[WORK INSTRUCTIONS]
In full and without deviation, write out the entries that follow.

--- Start RECORD LIST ---

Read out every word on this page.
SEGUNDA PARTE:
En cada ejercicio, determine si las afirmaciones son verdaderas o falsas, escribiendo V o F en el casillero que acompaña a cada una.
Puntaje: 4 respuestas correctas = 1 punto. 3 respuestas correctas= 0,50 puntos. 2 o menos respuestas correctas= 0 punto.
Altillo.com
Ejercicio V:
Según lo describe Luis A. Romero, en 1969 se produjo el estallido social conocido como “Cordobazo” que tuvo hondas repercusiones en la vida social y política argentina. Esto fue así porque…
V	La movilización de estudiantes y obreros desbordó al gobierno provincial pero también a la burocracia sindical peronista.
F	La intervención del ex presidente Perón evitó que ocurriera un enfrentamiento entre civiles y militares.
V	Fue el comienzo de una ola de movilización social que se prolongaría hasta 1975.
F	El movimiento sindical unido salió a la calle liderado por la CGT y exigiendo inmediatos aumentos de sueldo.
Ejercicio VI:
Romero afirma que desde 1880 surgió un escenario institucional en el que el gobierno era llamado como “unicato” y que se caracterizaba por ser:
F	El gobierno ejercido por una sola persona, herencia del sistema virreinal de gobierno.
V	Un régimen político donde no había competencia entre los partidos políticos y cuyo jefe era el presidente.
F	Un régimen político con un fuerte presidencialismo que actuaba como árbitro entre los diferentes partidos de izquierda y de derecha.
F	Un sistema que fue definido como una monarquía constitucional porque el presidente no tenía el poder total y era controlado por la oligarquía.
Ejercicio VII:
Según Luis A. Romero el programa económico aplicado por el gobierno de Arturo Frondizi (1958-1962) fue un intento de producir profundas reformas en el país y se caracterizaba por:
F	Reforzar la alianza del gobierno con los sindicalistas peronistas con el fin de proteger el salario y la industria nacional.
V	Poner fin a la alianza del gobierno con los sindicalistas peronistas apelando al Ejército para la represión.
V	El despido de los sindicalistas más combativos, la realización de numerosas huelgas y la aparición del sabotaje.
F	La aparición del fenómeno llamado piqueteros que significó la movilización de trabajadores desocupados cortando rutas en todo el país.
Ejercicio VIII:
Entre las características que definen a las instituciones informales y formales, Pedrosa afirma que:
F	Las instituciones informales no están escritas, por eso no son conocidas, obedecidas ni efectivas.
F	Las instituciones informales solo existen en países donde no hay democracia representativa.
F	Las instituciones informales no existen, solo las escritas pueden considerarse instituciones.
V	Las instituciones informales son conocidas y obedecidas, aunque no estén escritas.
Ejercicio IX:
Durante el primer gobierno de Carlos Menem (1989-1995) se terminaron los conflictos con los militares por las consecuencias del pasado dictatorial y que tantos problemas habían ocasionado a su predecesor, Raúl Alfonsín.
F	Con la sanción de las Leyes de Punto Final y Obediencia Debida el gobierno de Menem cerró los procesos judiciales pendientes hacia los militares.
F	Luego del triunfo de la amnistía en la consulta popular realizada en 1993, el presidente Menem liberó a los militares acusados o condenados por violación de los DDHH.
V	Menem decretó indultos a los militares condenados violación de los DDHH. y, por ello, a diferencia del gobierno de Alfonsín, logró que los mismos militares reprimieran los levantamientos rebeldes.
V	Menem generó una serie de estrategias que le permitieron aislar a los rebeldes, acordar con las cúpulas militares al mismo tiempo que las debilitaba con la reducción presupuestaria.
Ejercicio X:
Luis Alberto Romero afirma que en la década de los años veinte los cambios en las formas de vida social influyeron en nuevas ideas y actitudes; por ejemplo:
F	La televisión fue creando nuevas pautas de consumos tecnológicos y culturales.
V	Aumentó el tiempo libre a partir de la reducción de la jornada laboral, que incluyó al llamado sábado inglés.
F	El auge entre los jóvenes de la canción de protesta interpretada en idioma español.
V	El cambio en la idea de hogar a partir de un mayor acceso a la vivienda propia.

--- End RECORD LIST ---

[THE ANSWER]
Read out every word on this page.
SEGUNDA PARTE:
En cada ejercicio, determine si las afirmaciones son verdaderas o falsas, escribiendo V o F en el casillero que acompaña a cada una.
Puntaje: 4 respuestas correctas = 1 punto. 3 respuestas correctas= 0,50 puntos. 2 o menos respuestas correctas= 0 punto.
Altillo.com
Ejercicio V:
Según lo describe Luis A. Romero, en 1969 se produjo el estallido social conocido como “Cordobazo” que tuvo hondas repercusiones en la vida social y política argentina. Esto fue así porque…
V	La movilización de estudiantes y obreros desbordó al gobierno provincial pero también a la burocracia sindical peronista.
F	La intervención del ex presidente Perón evitó que ocurriera un enfrentamiento entre civiles y militares.
V	Fue el comienzo de una ola de movilización social que se prolongaría hasta 1975.
F	El movimiento sindical unido salió a la calle liderado por la CGT y exigiendo inmediatos aumentos de sueldo.
Ejercicio VI:
Romero afirma que desde 1880 surgió un escenario institucional en el que el gobierno era llamado como “unicato” y que se caracterizaba por ser:
F	El gobierno ejercido por una sola persona, herencia del sistema virreinal de gobierno.
V	Un régimen político donde no había competencia entre los partidos políticos y cuyo jefe era el presidente.
F	Un régimen político con un fuerte presidencialismo que actuaba como árbitro entre los diferentes partidos de izquierda y de derecha.
F	Un sistema que fue definido como una monarquía constitucional porque el presidente no tenía el poder total y era controlado por la oligarquía.
Ejercicio VII:
Según Luis A. Romero el programa económico aplicado por el gobierno de Arturo Frondizi (1958-1962) fue un intento de producir profundas reformas en el país y se caracterizaba por:
F	Reforzar la alianza del gobierno con los sindicalistas peronistas con el fin de proteger el salario y la industria nacional.
V	Poner fin a la alianza del gobierno con los sindicalistas peronistas apelando al Ejército para la represión.
V	El despido de los sindicalistas más combativos, la realización de numerosas huelgas y la aparición del sabotaje.
F	La aparición del fenómeno llamado piqueteros que significó la movilización de trabajadores desocupados cortando rutas en todo el país.
Ejercicio VIII:
Entre las características que definen a las instituciones informales y formales, Pedrosa afirma que:
F	Las instituciones informales no están escritas, por eso no son conocidas, obedecidas ni efectivas.
F	Las instituciones informales solo existen en países donde no hay democracia representativa.
F	Las instituciones informales no existen, solo las escritas pueden considerarse instituciones.
V	Las instituciones informales son conocidas y obedecidas, aunque no estén escritas.
Ejercicio IX:
Durante el primer gobierno de Carlos Menem (1989-1995) se terminaron los conflictos con los militares por las consecuencias del pasado dictatorial y que tantos problemas habían ocasionado a su predecesor, Raúl Alfonsín.
F	Con la sanción de las Leyes de Punto Final y Obediencia Debida el gobierno de Menem cerró los procesos judiciales pendientes hacia los militares.
F	Luego del triunfo de la amnistía en la consulta popular realizada en 1993, el presidente Menem liberó a los militares acusados o condenados por violación de los DDHH.
V	Menem decretó indultos a los militares condenados violación de los DDHH. y, por ello, a diferencia del gobierno de Alfonsín, logró que los mismos militares reprimieran los levantamientos rebeldes.
V	Menem generó una serie de estrategias que le permitieron aislar a los rebeldes, acordar con las cúpulas militares al mismo tiempo que las debilitaba con la reducción presupuestaria.
Ejercicio X:
Luis Alberto Romero afirma que en la década de los años veinte los cambios en las formas de vida social influyeron en nuevas ideas y actitudes; por ejemplo:
F	La televisión fue creando nuevas pautas de consumos tecnológicos y culturales.
V	Aumentó el tiempo libre a partir de la reducción de la jornada laboral, que incluyó al llamado sábado inglés.
F	El auge entre los jóvenes de la canción de protesta interpretada en idioma español.
V	El cambio en la idea de hogar a partir de un mayor acceso a la vivienda propia.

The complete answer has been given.